# Start of Text passage

# Why a pull down resistor for transistor base

#### Rajinder

Jan 30, 2016
568
Two problems:
1. The current drawn by the relay is still unknown
2. The green LED has no current limiting resistor. It will burn quickly as it is directly connected between 5 V and gnd by T2.
To get you started:
1. Add a series resistor to the green LED. I think you may have meant R6 to be this current limiter, but both sides of R6 are tied to gnd, thus rendering R6 useless.
2. Calculate the total worst case collector current through T2 (sum of relay current and current through green LED.
3. calculate the worst case base current for T2 by dividing max. collector current by the min. DC gain (as this is a slow on/off switching circuit DC gain is relevant, not AC gain).
4. From the base current and the voltage drops Vce(T1) and Vbe(T2) calculate the minimum required base resistor R4. If you want to add a safety margin, reduce that value by e.g. 10 % (increase current by 10%) and select the next standard value for R4.
5. Calculate the collector current of T1 (use the currents through R3 and R4) and perform the same steps as above to get a value for the T1's base resistor R1.
R3 can be 10 kΩ as it is. It is only required to draw the base of T2towards 5 V, thus making Vbe(T2) ~ 0 V. This is good enough to turn T2 off.

The same goes for R2. However, R2 will contribute to the current through R1 as I(R2) = Vbe(T1)/R2 needs to be taken into account. If you don't want this to happen, move R2 to the left of R1 where it will still work as pull-down. Whether 10 Ω is sufficient for R2 depends on the impedance of the output stage driving into the input (R1) of your circuit). R2 needs to fulfill these conditions:
• If the output of the driver is active High (I assume 5 V as the rest of your circuit), the driver needs to be able to supply current both into the base of T1 and through R2. For a typical µC output capable of driving a few mA this is no problem.

# End of Text passage
# Start of Source excerpt

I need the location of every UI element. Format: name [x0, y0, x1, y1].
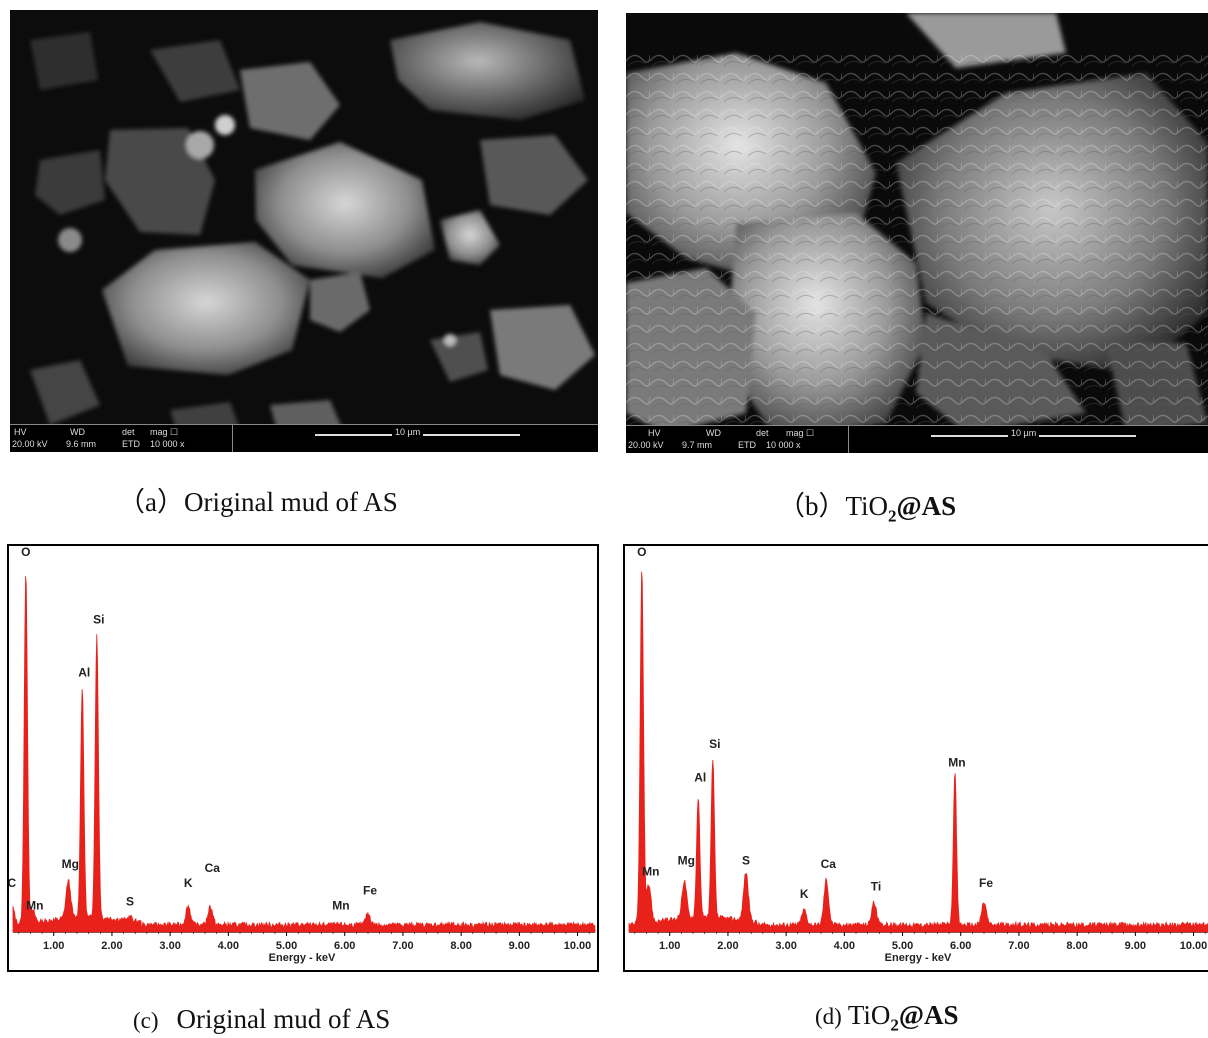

# End of Source excerpt

To-do list
A: Check each statement against the pull-down resistor thread and mark it yes or no, quoting the words that decide it: (i) R3 has to be lowered from 10 kΩ for T2 to switch off; (ii) R2 still acts as a pull-down if it is moved to the left of R1; (iii) the base current for T2 should be worked out with the AC gain.
B: Pick up the pull-down resistor thread after its last sentence and carry it forward.

Answers to the problems
A:
(i) No: "R3 can be 10 kΩ as it is."
(ii) Yes: "move R2 to the left of R1 where it will still work as pull-down."
(iii) No: "as this is a slow on/off switching circuit DC gain is relevant, not AC gain"

B:
• If th eoutput of the driver is high impedance, the value of R2 needs to be low enough such that Vbe(T1) is much less than 0.6 V (typical value for an NPN) to turn T1 securely off. Design for 0.1 V max. and you're save. If, for example, the driver's output would deliver 1 µA (just a ballpark figure as I don't know what's driving into R1), this 1 µA would drop 10 mV across R2, definitely hood enough to turn T1 off.
Hi
I have calculated the following:

Current through T2 and Green LED is 72mA
Base current for T2 = 72mA/120 = 600uA

Base resistor for R4 = T1 VCE 5V - VBE T2 0.7V
4.3/600uA = 7.1K
They have this as a 1K.

T1 Ic = 72mA + (5/10K)= 72.5mA
T1 base current is 72.5mA/200=0.362mA

T1 base resistor is 3V (GPIO) - 0.6/0.326mA=7.3K
Can I add a saturation factor of X3
Therefore 3V-0.6/(0.326mA x 3)=1K

Is my value of R2 too big? As the transistor T1 switches on at 1.1V?

Have I got anything wrong?

#### bertus

Moderator
Nov 8, 2019
3,268
Hello,

Are you sure about the current through the led?
Small leds will have a maximum current of about 20 mA, most times 5 to 10 mA is enough to make it good visible.

Bertus

#### Harald Kapp

##### Moderator
Moderator
Nov 17, 2011
13,651
T1 has a Vbe of ~ 0.6 V to 0.7 V. Therefore it will of course turn on at ~ 1.1 V at the input. That is usually no issue with digital outputs of e.g. a microcontroller as logic low is < 0.8 V.
If you want a threshold at a higher voltage, add series diodes into the input leading to the base of T1. Or use a comparator circuit. Not required in my opinion.

#### bertus

Moderator
Nov 8, 2019
3,268
Hello,

To have a transistor in saturation for switching, it is a common use that the base current is about 1/10 of the collector current.
Some times for small transistors a base current of 1/20 of the collector current is used.
That is why you will see a 1K resistor in stead of the calculated 7.1 K resistor.

Bertus

#### Harald Kapp

##### Moderator
Moderator
Nov 17, 2011
13,651
Current through T2 and Green LED is 72mA
That would be to much for an LED and ignores the current through the relay coil.
Base resistor for R4 = T1 VCE 5V - VBE T2 0.7V
4.3/600uA = 7.1K
They have this as a 1K.
Perfect for saturating T2 as long swicthing speed is og no concern - which it i not here.
T1 Ic = 72mA + (5/10K)= 72.5mA
• Where do you take the 72 mA from?
• 5/10k is not a current but a conductance (1/Ω). You cannot add current and conductance. You surely mean (5 V / 10 kΩ). Take care of your units. Having them in the equation is often helpful in identifying errors, easily spotted when units don't match.
Can I add a saturation factor of X3
3 times is good, 2 times would be sufficient, too, and reduce power dissipation a bit.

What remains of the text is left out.